Material supplied =>
--- start ---
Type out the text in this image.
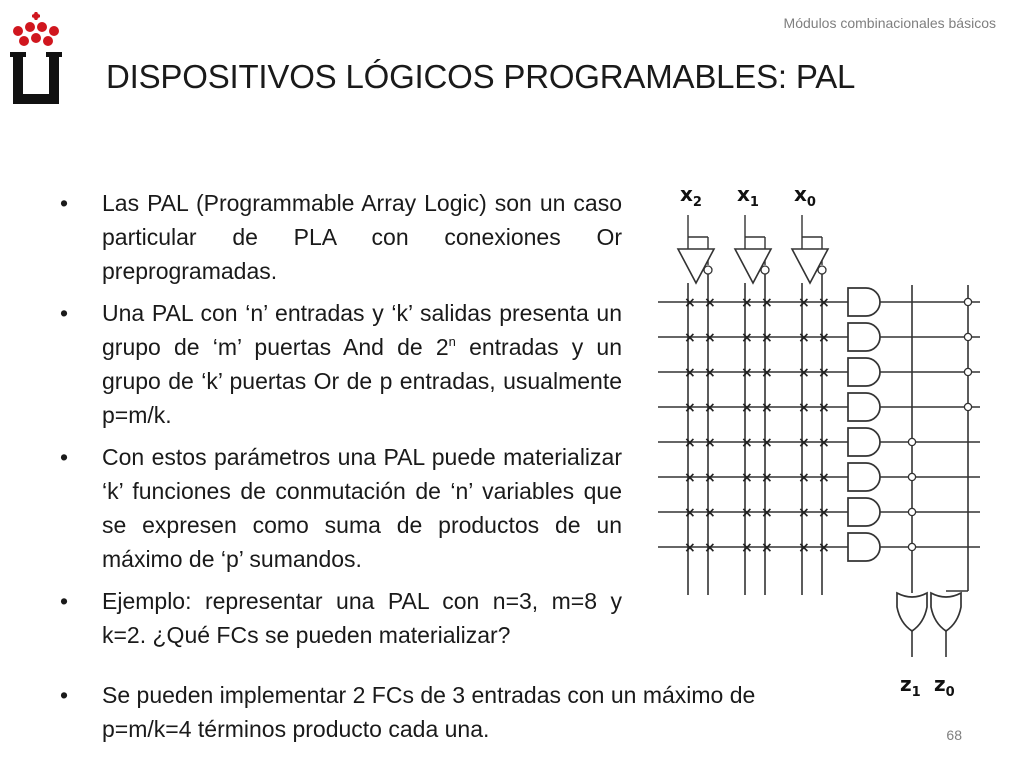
Módulos combinacionales básicos
DISPOSITIVOS LÓGICOS PROGRAMABLES: PAL
• Las PAL (Programmable Array Logic) son un caso particular de PLA con conexiones Or preprogramadas.
• Una PAL con ‘n’ entradas y ‘k’ salidas presenta un grupo de ‘m’ puertas And de 2$^n$ entradas y un grupo de ‘k’ puertas Or de p entradas, usualmente p=m/k.
• Con estos parámetros una PAL puede materializar ‘k’ funciones de conmutación de ‘n’ variables que se expresen como suma de productos de un máximo de ‘p’ sumandos.
• Ejemplo: representar una PAL con n=3, m=8 y k=2. ¿Qué FCs se pueden materializar?
• Se pueden implementar 2 FCs de 3 entradas con un máximo de p=m/k=4 términos producto cada una.
$x_2$ $x_1$ $x_0$
× × × × × ×
× × × × × ×
× × × × × ×
× × × × × ×
× × × × × ×
× × × × × ×
× × × × × ×
× × × × × ×
$z_1$ $z_0$
68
--- end ---
What the exercise asks => Pick out and copy every line that contains the word "máximo".

Solved exercise =>
• Con estos parámetros una PAL puede materializar ‘k’ funciones de conmutación de ‘n’ variables que se expresen como suma de productos de un máximo de ‘p’ sumandos.
• Se pueden implementar 2 FCs de 3 entradas con un máximo de p=m/k=4 términos producto cada una.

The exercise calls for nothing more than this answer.